| Aim |
Pick out the lines below that contain the string "extent" and copy them all.

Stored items
□ □ □ □ □ □ □

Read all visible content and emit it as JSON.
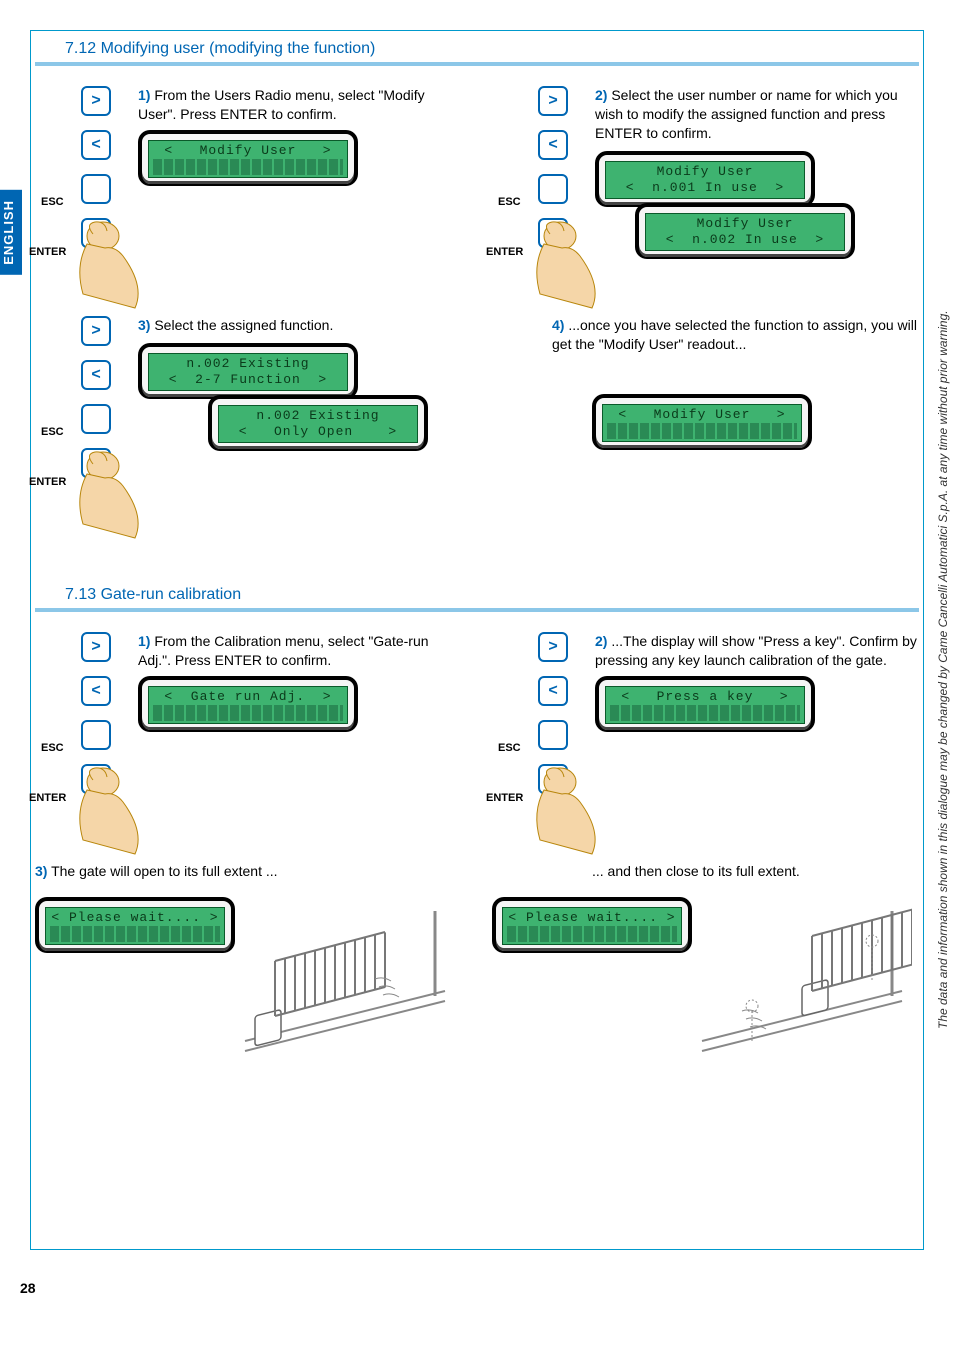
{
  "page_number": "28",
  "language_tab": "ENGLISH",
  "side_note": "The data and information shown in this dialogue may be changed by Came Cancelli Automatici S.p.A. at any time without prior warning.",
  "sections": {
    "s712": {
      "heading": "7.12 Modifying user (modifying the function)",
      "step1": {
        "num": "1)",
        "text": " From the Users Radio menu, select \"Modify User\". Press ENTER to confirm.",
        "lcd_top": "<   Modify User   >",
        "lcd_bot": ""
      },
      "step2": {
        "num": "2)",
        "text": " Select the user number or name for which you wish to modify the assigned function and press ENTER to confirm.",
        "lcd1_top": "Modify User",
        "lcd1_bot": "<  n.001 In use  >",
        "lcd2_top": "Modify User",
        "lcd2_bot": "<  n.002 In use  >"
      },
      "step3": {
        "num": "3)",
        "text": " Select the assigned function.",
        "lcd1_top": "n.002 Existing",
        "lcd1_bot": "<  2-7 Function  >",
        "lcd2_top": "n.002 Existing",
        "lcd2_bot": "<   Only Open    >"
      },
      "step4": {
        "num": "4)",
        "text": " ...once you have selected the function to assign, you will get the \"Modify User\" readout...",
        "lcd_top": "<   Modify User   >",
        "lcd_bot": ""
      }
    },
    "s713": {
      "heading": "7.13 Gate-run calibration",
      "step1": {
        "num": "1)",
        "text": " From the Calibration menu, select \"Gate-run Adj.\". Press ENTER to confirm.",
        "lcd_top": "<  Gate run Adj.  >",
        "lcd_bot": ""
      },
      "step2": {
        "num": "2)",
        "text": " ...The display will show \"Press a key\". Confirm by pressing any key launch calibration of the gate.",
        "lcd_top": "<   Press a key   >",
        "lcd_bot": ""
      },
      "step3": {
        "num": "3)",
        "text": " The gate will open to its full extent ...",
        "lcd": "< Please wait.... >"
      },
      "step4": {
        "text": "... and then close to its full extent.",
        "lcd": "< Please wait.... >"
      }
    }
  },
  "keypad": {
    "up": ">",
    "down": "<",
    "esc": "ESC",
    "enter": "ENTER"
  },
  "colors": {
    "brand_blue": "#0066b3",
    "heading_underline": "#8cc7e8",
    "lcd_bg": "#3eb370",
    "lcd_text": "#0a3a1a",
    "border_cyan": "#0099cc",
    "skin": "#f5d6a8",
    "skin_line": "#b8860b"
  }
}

□ □ □ □ □ □ □

| Response to the exercise |
        "text": " The gate will open to its full extent ...",
        "text": "... and then close to its full extent.",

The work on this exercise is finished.